Objective: Scan each line of the records for the word "compra" and extract the ones that have it.

Data:

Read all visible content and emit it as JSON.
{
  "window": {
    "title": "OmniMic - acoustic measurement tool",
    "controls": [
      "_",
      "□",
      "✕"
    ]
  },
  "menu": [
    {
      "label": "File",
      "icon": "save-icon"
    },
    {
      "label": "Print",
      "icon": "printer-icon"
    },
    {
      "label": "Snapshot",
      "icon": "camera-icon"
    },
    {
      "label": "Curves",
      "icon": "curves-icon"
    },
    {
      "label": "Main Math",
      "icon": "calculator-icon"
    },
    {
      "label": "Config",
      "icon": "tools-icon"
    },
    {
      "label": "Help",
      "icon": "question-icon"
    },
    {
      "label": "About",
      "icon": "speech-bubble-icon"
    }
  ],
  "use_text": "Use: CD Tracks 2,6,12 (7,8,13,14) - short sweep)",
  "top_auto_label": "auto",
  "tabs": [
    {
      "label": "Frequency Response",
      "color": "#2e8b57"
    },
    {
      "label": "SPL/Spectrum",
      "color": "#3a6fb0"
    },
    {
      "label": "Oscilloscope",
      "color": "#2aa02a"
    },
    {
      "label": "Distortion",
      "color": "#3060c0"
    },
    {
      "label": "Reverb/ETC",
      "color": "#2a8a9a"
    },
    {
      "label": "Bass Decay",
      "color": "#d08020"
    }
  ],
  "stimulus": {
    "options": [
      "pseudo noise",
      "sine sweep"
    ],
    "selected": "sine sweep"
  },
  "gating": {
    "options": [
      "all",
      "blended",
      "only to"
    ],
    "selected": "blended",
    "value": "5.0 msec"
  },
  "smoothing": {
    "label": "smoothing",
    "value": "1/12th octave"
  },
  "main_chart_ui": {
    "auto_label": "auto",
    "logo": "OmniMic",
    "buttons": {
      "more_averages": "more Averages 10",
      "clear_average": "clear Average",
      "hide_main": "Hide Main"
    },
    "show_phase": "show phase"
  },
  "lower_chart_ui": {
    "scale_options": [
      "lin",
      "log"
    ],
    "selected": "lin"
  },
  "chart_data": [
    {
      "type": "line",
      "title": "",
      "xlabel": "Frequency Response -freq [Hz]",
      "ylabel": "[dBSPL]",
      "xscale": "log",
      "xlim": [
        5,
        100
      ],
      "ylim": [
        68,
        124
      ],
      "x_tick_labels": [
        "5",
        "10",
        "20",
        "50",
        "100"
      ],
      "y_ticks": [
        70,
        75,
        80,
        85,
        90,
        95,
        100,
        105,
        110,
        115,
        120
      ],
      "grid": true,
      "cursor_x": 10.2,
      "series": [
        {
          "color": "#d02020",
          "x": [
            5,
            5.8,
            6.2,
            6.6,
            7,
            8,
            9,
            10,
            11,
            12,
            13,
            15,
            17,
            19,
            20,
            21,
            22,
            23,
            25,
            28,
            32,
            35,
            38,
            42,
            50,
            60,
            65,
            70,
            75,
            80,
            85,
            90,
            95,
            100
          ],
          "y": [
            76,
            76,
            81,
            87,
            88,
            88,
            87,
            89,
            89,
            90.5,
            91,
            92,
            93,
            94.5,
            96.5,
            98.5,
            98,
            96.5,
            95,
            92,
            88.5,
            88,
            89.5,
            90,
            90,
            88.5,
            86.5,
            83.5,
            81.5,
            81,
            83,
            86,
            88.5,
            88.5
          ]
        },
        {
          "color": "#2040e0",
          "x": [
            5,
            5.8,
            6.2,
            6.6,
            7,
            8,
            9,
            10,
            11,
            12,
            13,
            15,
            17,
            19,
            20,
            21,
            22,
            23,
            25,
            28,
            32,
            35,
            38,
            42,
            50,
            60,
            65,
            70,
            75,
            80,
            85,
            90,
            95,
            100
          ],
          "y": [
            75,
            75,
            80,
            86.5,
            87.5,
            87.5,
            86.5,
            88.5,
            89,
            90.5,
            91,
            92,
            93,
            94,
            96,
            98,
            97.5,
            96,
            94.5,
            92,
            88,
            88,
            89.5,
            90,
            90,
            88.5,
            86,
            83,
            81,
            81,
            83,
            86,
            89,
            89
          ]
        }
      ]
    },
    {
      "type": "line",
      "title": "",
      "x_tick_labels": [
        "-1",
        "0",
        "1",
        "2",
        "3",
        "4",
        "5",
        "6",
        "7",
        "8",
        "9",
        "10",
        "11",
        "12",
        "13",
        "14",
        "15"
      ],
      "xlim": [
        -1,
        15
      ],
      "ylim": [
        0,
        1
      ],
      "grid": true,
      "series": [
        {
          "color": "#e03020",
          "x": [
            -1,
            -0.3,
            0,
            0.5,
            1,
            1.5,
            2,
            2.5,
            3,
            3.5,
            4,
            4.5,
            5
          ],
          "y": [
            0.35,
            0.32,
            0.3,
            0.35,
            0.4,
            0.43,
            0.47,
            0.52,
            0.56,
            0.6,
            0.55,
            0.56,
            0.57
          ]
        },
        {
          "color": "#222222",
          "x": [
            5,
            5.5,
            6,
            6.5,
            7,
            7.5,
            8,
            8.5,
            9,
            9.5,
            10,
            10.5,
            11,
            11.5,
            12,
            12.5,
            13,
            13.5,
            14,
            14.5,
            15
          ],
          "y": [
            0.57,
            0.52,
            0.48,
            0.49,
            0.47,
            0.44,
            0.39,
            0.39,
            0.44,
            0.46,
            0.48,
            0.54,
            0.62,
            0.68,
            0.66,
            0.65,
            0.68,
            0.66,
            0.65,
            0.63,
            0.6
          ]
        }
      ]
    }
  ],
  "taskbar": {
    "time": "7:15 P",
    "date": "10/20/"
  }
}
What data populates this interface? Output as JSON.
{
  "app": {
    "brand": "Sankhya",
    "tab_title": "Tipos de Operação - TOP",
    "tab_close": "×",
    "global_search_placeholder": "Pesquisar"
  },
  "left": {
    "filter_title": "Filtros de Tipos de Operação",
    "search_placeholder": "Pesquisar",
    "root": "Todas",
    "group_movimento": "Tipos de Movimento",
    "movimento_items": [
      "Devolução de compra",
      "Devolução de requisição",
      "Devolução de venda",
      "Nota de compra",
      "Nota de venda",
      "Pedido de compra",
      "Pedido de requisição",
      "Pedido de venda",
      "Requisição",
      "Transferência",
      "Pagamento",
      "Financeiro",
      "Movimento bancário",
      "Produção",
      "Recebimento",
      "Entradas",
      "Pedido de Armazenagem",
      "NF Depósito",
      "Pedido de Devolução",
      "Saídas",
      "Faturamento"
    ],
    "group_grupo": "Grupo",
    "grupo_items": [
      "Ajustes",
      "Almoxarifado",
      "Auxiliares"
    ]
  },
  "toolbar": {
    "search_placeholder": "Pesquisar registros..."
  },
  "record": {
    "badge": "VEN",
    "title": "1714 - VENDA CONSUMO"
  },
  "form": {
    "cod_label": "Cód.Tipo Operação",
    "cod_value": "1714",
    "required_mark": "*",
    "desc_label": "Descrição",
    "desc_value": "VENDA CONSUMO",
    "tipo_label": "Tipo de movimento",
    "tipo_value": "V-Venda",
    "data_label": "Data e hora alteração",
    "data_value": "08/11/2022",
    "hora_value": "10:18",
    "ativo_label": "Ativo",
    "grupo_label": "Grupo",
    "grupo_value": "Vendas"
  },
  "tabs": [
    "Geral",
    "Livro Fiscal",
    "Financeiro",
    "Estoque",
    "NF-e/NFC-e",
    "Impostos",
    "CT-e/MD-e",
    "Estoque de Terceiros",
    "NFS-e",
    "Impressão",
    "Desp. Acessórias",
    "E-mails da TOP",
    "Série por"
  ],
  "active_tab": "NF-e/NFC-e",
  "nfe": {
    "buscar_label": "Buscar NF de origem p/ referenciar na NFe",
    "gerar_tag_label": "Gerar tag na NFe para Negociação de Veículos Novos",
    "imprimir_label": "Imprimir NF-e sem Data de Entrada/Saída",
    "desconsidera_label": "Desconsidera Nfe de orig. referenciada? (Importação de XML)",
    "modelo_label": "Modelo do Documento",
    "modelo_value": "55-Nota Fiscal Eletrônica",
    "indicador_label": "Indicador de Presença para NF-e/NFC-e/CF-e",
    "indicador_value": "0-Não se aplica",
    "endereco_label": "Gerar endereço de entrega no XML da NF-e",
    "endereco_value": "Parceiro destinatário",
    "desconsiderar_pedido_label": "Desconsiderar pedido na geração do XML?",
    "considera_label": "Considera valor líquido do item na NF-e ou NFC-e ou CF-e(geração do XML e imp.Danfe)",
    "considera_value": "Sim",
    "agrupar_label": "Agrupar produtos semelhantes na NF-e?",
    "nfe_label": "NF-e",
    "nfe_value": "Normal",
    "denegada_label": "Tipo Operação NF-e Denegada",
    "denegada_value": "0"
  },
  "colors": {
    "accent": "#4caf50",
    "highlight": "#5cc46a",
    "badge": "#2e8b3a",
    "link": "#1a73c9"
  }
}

The answer:
      "Devolução de compra",
      "Nota de compra",
      "Pedido de compra",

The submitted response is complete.